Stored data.
------------------------------------------------------------
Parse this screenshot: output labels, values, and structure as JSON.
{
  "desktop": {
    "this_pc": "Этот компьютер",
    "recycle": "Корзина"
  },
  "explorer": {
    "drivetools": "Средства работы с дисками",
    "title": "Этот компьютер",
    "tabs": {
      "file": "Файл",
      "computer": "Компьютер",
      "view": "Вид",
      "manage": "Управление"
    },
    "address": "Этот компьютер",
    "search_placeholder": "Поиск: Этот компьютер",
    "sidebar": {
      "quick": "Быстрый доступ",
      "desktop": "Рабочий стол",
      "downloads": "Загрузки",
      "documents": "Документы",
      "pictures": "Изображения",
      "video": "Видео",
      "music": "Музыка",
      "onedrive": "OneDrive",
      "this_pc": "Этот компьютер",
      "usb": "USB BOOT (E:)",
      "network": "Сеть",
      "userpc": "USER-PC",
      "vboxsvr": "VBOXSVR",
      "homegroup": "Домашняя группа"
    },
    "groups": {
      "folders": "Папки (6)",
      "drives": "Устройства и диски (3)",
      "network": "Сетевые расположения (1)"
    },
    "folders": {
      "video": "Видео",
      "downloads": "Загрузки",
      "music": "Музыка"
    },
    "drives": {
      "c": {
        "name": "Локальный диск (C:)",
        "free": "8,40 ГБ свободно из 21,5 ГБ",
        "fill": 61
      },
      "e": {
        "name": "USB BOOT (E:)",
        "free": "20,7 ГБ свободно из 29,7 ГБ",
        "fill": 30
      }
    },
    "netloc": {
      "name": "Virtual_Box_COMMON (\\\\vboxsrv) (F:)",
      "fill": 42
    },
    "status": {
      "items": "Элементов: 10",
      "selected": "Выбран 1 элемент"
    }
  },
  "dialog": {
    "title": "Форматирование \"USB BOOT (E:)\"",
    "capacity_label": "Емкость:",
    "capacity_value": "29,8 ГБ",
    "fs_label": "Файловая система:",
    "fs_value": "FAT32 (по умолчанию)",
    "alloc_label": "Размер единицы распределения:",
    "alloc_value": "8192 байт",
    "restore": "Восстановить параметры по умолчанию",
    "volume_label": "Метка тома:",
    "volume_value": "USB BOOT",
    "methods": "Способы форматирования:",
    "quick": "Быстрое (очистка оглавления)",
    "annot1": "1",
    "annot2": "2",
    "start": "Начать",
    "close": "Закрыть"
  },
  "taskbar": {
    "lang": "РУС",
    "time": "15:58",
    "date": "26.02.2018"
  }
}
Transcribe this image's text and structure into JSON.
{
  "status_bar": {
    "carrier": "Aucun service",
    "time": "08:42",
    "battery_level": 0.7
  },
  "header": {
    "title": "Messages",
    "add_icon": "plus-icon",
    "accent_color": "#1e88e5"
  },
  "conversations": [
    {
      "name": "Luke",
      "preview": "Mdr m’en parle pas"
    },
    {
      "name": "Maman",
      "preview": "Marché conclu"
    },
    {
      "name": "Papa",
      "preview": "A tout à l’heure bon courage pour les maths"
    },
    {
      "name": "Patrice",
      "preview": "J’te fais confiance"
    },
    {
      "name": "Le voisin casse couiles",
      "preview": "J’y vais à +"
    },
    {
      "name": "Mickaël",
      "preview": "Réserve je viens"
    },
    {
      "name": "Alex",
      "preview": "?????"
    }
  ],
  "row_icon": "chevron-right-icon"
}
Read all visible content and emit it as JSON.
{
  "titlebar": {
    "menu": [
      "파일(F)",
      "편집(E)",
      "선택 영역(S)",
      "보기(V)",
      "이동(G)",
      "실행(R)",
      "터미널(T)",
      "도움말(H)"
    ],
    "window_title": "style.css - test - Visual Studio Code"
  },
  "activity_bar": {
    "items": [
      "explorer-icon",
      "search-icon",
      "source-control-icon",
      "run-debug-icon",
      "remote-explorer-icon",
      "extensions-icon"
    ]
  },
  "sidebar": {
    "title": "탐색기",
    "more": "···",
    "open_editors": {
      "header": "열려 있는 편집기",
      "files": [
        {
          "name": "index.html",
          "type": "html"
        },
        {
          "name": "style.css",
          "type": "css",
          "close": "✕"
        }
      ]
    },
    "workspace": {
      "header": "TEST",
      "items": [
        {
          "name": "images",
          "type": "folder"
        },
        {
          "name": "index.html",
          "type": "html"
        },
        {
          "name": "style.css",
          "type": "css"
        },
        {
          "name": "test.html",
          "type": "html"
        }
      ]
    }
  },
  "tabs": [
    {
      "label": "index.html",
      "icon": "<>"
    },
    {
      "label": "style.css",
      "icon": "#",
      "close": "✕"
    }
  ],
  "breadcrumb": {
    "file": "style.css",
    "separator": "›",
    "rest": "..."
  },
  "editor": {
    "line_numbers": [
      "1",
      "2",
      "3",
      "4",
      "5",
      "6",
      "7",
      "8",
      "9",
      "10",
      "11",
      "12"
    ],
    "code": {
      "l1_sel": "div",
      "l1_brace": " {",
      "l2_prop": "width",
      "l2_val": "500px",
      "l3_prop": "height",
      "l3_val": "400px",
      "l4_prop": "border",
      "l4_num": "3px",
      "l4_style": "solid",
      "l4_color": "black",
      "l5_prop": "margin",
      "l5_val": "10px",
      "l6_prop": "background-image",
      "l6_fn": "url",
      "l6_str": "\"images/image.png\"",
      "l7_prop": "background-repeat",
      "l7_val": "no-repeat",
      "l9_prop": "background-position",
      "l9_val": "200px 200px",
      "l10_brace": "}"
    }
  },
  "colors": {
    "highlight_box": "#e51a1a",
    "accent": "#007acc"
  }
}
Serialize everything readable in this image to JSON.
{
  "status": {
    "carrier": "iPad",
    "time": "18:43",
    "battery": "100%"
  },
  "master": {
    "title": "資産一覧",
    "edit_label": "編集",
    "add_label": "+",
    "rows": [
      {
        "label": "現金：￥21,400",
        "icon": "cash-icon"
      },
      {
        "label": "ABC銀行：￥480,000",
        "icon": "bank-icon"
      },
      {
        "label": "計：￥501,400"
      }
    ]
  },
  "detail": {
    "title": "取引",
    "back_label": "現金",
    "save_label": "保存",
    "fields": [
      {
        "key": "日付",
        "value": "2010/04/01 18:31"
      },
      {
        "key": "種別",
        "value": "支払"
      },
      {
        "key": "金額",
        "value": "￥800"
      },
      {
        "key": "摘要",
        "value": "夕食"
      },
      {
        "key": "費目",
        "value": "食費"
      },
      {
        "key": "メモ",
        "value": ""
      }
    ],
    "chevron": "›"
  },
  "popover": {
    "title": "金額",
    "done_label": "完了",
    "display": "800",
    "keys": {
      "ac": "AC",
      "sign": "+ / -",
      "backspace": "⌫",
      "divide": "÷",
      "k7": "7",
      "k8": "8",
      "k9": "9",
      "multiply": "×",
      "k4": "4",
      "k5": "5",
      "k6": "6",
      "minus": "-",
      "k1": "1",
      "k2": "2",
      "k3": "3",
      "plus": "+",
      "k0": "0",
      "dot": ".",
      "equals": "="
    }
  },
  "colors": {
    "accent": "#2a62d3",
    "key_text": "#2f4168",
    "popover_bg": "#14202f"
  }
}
------------------------------------------------------------
Task statement. Would you write down every record again, exactly?

Output.
Parse this screenshot: output labels, values, and structure as JSON.
{
  "desktop": {
    "this_pc": "Этот компьютер",
    "recycle": "Корзина"
  },
  "explorer": {
    "drivetools": "Средства работы с дисками",
    "title": "Этот компьютер",
    "tabs": {
      "file": "Файл",
      "computer": "Компьютер",
      "view": "Вид",
      "manage": "Управление"
    },
    "address": "Этот компьютер",
    "search_placeholder": "Поиск: Этот компьютер",
    "sidebar": {
      "quick": "Быстрый доступ",
      "desktop": "Рабочий стол",
      "downloads": "Загрузки",
      "documents": "Документы",
      "pictures": "Изображения",
      "video": "Видео",
      "music": "Музыка",
      "onedrive": "OneDrive",
      "this_pc": "Этот компьютер",
      "usb": "USB BOOT (E:)",
      "network": "Сеть",
      "userpc": "USER-PC",
      "vboxsvr": "VBOXSVR",
      "homegroup": "Домашняя группа"
    },
    "groups": {
      "folders": "Папки (6)",
      "drives": "Устройства и диски (3)",
      "network": "Сетевые расположения (1)"
    },
    "folders": {
      "video": "Видео",
      "downloads": "Загрузки",
      "music": "Музыка"
    },
    "drives": {
      "c": {
        "name": "Локальный диск (C:)",
        "free": "8,40 ГБ свободно из 21,5 ГБ",
        "fill": 61
      },
      "e": {
        "name": "USB BOOT (E:)",
        "free": "20,7 ГБ свободно из 29,7 ГБ",
        "fill": 30
      }
    },
    "netloc": {
      "name": "Virtual_Box_COMMON (\\\\vboxsrv) (F:)",
      "fill": 42
    },
    "status": {
      "items": "Элементов: 10",
      "selected": "Выбран 1 элемент"
    }
  },
  "dialog": {
    "title": "Форматирование \"USB BOOT (E:)\"",
    "capacity_label": "Емкость:",
    "capacity_value": "29,8 ГБ",
    "fs_label": "Файловая система:",
    "fs_value": "FAT32 (по умолчанию)",
    "alloc_label": "Размер единицы распределения:",
    "alloc_value": "8192 байт",
    "restore": "Восстановить параметры по умолчанию",
    "volume_label": "Метка тома:",
    "volume_value": "USB BOOT",
    "methods": "Способы форматирования:",
    "quick": "Быстрое (очистка оглавления)",
    "annot1": "1",
    "annot2": "2",
    "start": "Начать",
    "close": "Закрыть"
  },
  "taskbar": {
    "lang": "РУС",
    "time": "15:58",
    "date": "26.02.2018"
  }
}
Transcribe this image's text and structure into JSON.
{
  "status_bar": {
    "carrier": "Aucun service",
    "time": "08:42",
    "battery_level": 0.7
  },
  "header": {
    "title": "Messages",
    "add_icon": "plus-icon",
    "accent_color": "#1e88e5"
  },
  "conversations": [
    {
      "name": "Luke",
      "preview": "Mdr m’en parle pas"
    },
    {
      "name": "Maman",
      "preview": "Marché conclu"
    },
    {
      "name": "Papa",
      "preview": "A tout à l’heure bon courage pour les maths"
    },
    {
      "name": "Patrice",
      "preview": "J’te fais confiance"
    },
    {
      "name": "Le voisin casse couiles",
      "preview": "J’y vais à +"
    },
    {
      "name": "Mickaël",
      "preview": "Réserve je viens"
    },
    {
      "name": "Alex",
      "preview": "?????"
    }
  ],
  "row_icon": "chevron-right-icon"
}
Read all visible content and emit it as JSON.
{
  "titlebar": {
    "menu": [
      "파일(F)",
      "편집(E)",
      "선택 영역(S)",
      "보기(V)",
      "이동(G)",
      "실행(R)",
      "터미널(T)",
      "도움말(H)"
    ],
    "window_title": "style.css - test - Visual Studio Code"
  },
  "activity_bar": {
    "items": [
      "explorer-icon",
      "search-icon",
      "source-control-icon",
      "run-debug-icon",
      "remote-explorer-icon",
      "extensions-icon"
    ]
  },
  "sidebar": {
    "title": "탐색기",
    "more": "···",
    "open_editors": {
      "header": "열려 있는 편집기",
      "files": [
        {
          "name": "index.html",
          "type": "html"
        },
        {
          "name": "style.css",
          "type": "css",
          "close": "✕"
        }
      ]
    },
    "workspace": {
      "header": "TEST",
      "items": [
        {
          "name": "images",
          "type": "folder"
        },
        {
          "name": "index.html",
          "type": "html"
        },
        {
          "name": "style.css",
          "type": "css"
        },
        {
          "name": "test.html",
          "type": "html"
        }
      ]
    }
  },
  "tabs": [
    {
      "label": "index.html",
      "icon": "<>"
    },
    {
      "label": "style.css",
      "icon": "#",
      "close": "✕"
    }
  ],
  "breadcrumb": {
    "file": "style.css",
    "separator": "›",
    "rest": "..."
  },
  "editor": {
    "line_numbers": [
      "1",
      "2",
      "3",
      "4",
      "5",
      "6",
      "7",
      "8",
      "9",
      "10",
      "11",
      "12"
    ],
    "code": {
      "l1_sel": "div",
      "l1_brace": " {",
      "l2_prop": "width",
      "l2_val": "500px",
      "l3_prop": "height",
      "l3_val": "400px",
      "l4_prop": "border",
      "l4_num": "3px",
      "l4_style": "solid",
      "l4_color": "black",
      "l5_prop": "margin",
      "l5_val": "10px",
      "l6_prop": "background-image",
      "l6_fn": "url",
      "l6_str": "\"images/image.png\"",
      "l7_prop": "background-repeat",
      "l7_val": "no-repeat",
      "l9_prop": "background-position",
      "l9_val": "200px 200px",
      "l10_brace": "}"
    }
  },
  "colors": {
    "highlight_box": "#e51a1a",
    "accent": "#007acc"
  }
}
Serialize everything readable in this image to JSON.
{
  "status": {
    "carrier": "iPad",
    "time": "18:43",
    "battery": "100%"
  },
  "master": {
    "title": "資産一覧",
    "edit_label": "編集",
    "add_label": "+",
    "rows": [
      {
        "label": "現金：￥21,400",
        "icon": "cash-icon"
      },
      {
        "label": "ABC銀行：￥480,000",
        "icon": "bank-icon"
      },
      {
        "label": "計：￥501,400"
      }
    ]
  },
  "detail": {
    "title": "取引",
    "back_label": "現金",
    "save_label": "保存",
    "fields": [
      {
        "key": "日付",
        "value": "2010/04/01 18:31"
      },
      {
        "key": "種別",
        "value": "支払"
      },
      {
        "key": "金額",
        "value": "￥800"
      },
      {
        "key": "摘要",
        "value": "夕食"
      },
      {
        "key": "費目",
        "value": "食費"
      },
      {
        "key": "メモ",
        "value": ""
      }
    ],
    "chevron": "›"
  },
  "popover": {
    "title": "金額",
    "done_label": "完了",
    "display": "800",
    "keys": {
      "ac": "AC",
      "sign": "+ / -",
      "backspace": "⌫",
      "divide": "÷",
      "k7": "7",
      "k8": "8",
      "k9": "9",
      "multiply": "×",
      "k4": "4",
      "k5": "5",
      "k6": "6",
      "minus": "-",
      "k1": "1",
      "k2": "2",
      "k3": "3",
      "plus": "+",
      "k0": "0",
      "dot": ".",
      "equals": "="
    }
  },
  "colors": {
    "accent": "#2a62d3",
    "key_text": "#2f4168",
    "popover_bg": "#14202f"
  }
}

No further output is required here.